------ Records for the exercise ------
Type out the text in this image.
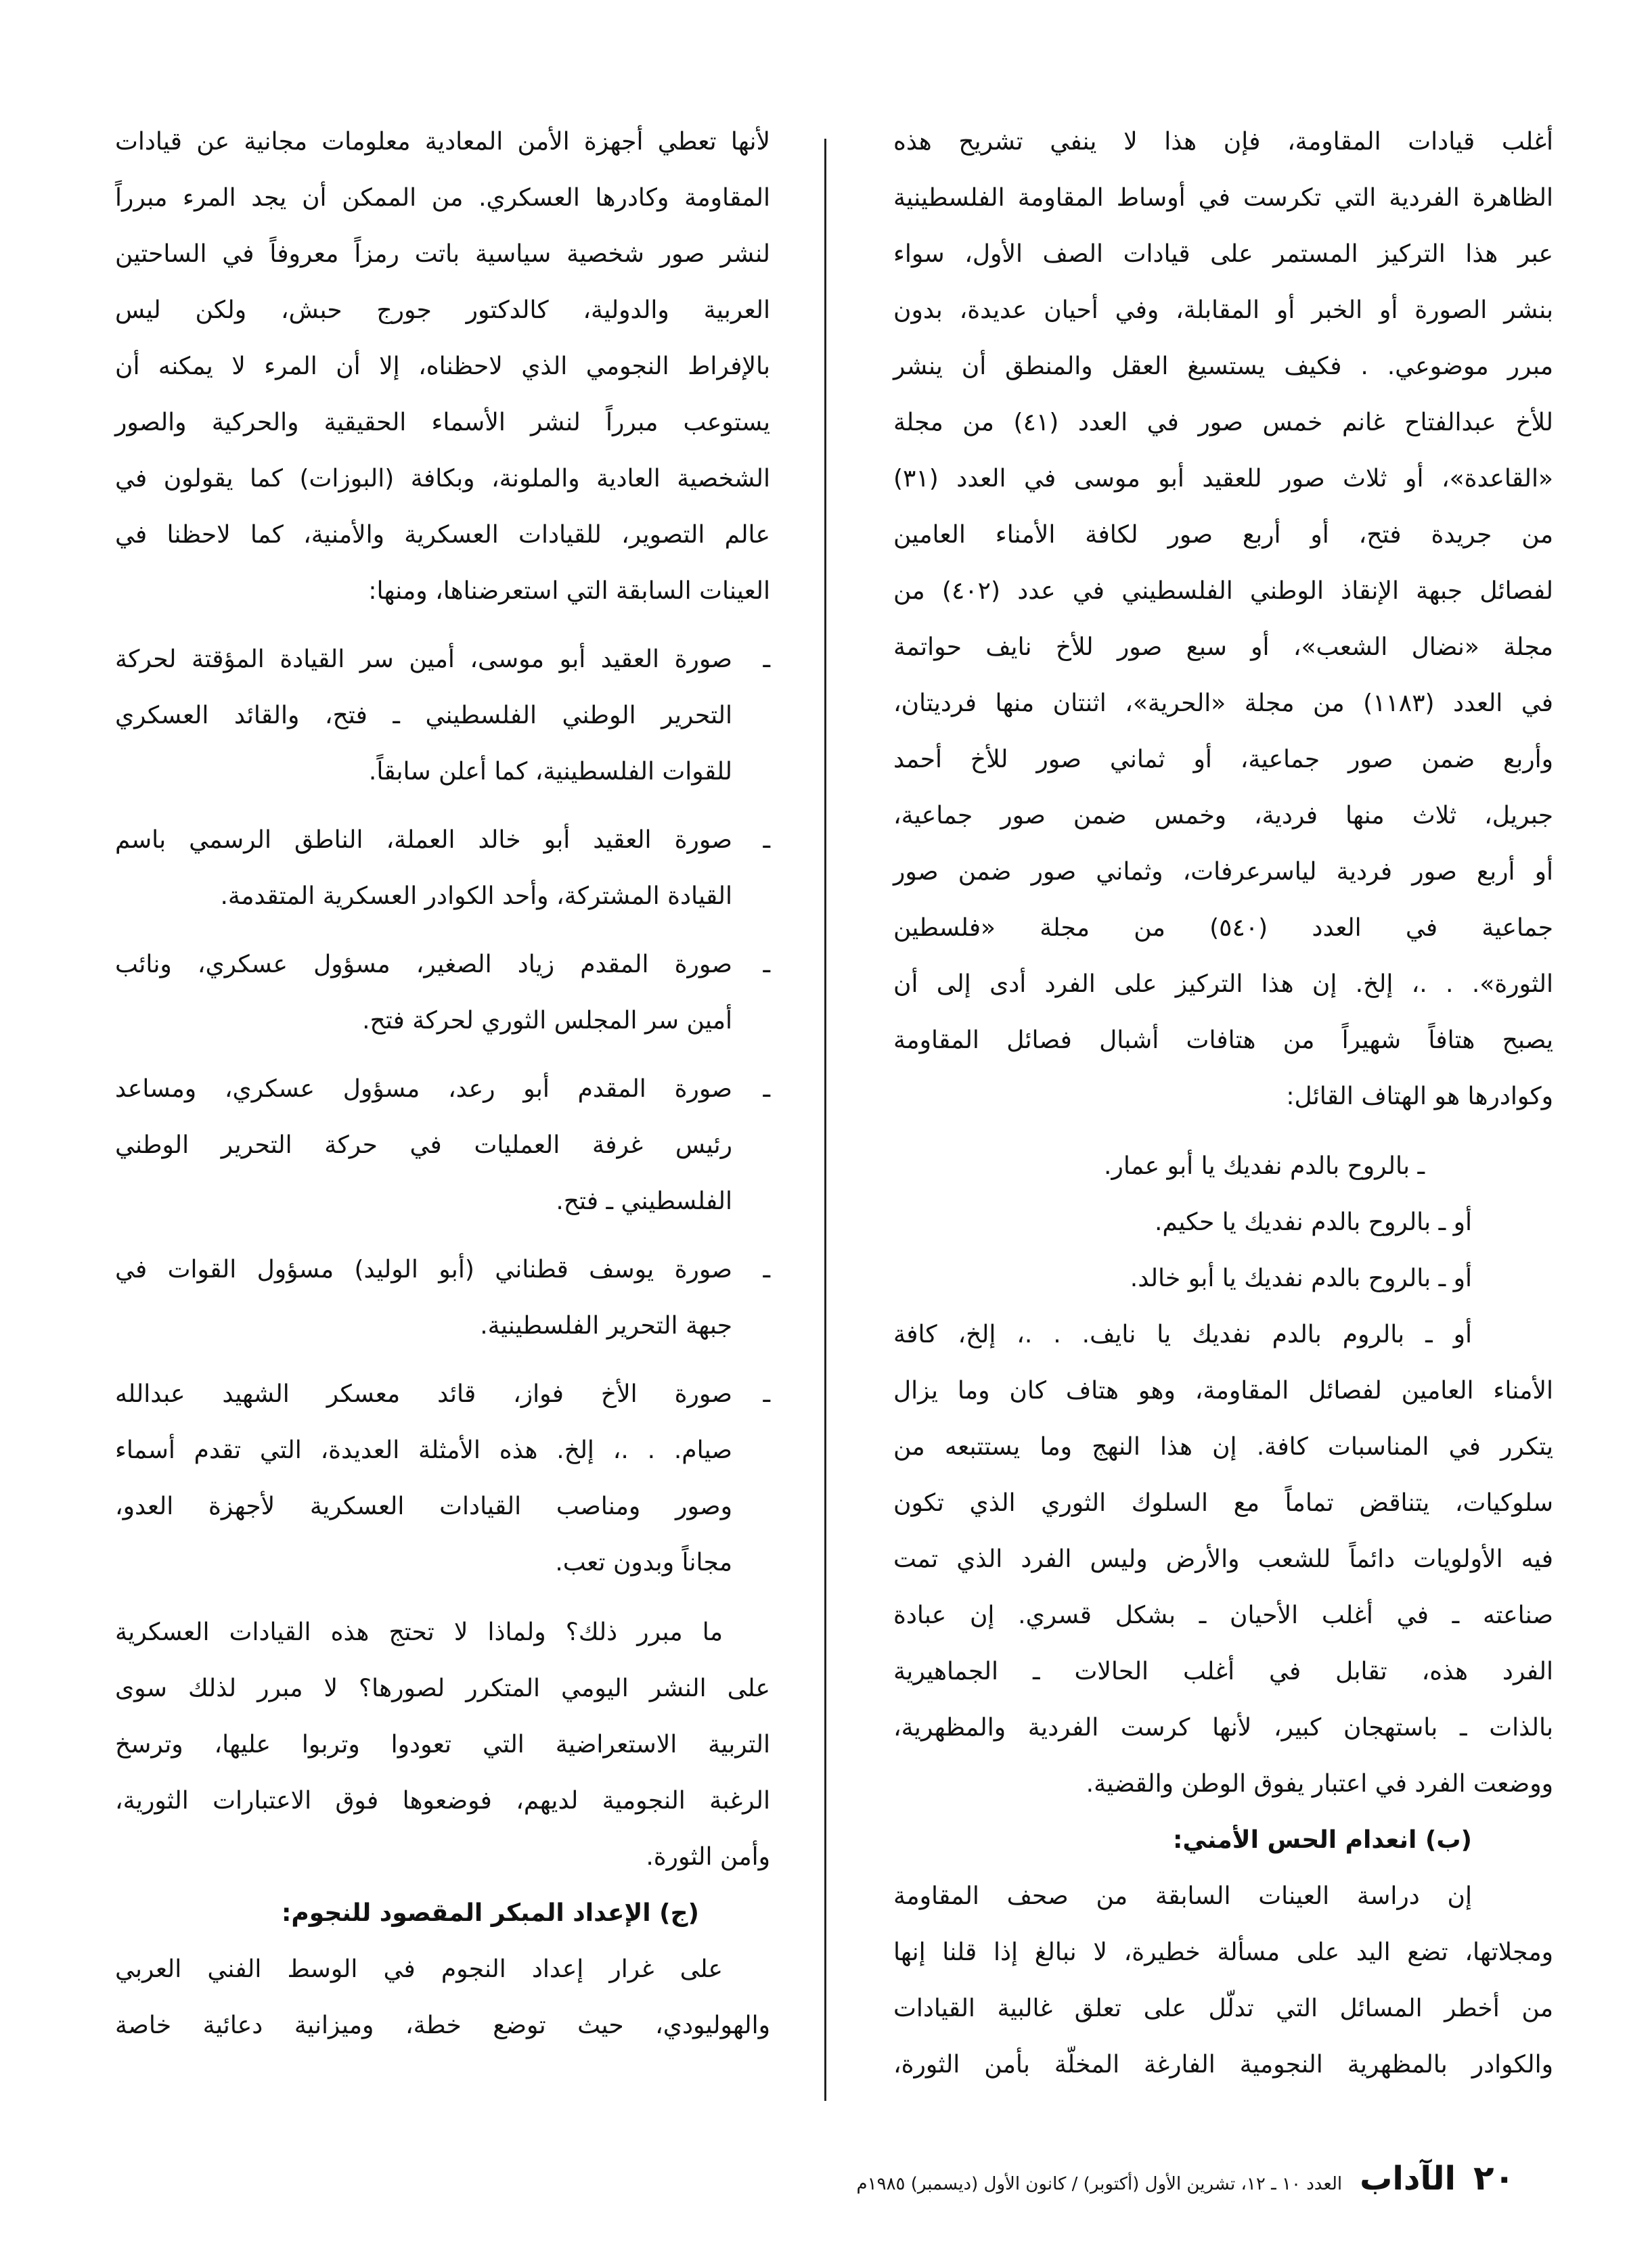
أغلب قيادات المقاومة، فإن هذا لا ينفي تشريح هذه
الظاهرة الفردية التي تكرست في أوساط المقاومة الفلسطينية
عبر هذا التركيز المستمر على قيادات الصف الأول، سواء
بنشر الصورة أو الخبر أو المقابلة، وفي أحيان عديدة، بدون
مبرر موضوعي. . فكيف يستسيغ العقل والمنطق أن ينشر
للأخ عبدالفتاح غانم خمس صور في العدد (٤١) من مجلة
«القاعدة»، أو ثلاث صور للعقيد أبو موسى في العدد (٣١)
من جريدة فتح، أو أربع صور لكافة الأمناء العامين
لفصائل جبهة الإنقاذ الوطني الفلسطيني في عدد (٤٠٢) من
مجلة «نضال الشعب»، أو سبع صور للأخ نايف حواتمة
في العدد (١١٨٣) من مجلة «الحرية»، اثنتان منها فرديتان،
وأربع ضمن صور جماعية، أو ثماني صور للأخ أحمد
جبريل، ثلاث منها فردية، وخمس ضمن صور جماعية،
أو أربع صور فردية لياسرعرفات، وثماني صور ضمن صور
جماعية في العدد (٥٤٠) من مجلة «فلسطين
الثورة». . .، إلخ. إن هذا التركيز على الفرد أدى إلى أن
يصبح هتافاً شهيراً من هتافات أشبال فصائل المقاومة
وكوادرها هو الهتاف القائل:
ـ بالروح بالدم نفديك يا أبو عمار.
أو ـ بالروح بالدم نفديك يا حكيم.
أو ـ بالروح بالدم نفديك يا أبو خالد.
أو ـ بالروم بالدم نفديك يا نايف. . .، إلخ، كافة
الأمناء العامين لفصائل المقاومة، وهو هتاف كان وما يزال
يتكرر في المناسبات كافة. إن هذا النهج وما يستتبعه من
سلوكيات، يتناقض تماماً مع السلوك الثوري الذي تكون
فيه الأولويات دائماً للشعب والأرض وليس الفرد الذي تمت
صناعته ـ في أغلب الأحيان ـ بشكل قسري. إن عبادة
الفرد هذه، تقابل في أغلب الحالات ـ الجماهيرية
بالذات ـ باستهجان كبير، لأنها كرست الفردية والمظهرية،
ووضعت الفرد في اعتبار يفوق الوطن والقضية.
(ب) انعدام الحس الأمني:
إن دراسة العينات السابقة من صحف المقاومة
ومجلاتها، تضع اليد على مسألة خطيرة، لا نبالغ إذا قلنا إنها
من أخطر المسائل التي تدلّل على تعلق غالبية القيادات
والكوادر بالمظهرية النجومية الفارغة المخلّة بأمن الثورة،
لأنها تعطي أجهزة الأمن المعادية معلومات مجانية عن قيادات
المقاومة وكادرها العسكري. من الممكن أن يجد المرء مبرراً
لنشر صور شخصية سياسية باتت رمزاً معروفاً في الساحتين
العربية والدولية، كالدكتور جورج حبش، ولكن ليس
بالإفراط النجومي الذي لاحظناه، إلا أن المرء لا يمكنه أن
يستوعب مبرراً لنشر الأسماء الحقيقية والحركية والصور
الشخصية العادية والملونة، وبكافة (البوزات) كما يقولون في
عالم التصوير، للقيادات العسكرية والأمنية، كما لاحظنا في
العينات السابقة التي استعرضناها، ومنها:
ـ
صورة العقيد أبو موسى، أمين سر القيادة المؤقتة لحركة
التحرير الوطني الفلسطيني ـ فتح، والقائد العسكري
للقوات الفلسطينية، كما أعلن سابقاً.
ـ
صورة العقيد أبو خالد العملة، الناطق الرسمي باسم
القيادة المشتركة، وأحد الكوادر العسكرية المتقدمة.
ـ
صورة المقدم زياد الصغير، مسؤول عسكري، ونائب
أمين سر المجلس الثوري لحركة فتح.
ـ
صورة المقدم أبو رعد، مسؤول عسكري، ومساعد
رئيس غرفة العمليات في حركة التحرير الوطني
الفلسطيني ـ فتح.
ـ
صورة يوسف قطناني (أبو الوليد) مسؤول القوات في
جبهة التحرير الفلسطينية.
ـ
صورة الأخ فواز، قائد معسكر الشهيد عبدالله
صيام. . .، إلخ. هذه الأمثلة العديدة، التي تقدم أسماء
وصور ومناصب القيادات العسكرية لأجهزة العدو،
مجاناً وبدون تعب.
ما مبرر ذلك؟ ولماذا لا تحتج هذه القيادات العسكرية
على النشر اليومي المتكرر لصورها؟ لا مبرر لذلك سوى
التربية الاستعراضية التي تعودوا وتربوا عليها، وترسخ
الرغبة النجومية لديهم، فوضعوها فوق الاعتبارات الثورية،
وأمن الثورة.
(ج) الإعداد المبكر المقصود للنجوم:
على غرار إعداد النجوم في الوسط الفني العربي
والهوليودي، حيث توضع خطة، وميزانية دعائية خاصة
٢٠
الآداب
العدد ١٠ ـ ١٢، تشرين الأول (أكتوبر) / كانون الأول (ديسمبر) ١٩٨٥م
------
Goal: Show each line holding the word "جبهة".

Task solution:
لفصائل جبهة الإنقاذ الوطني الفلسطيني في عدد (٤٠٢) من
جبهة التحرير الفلسطينية.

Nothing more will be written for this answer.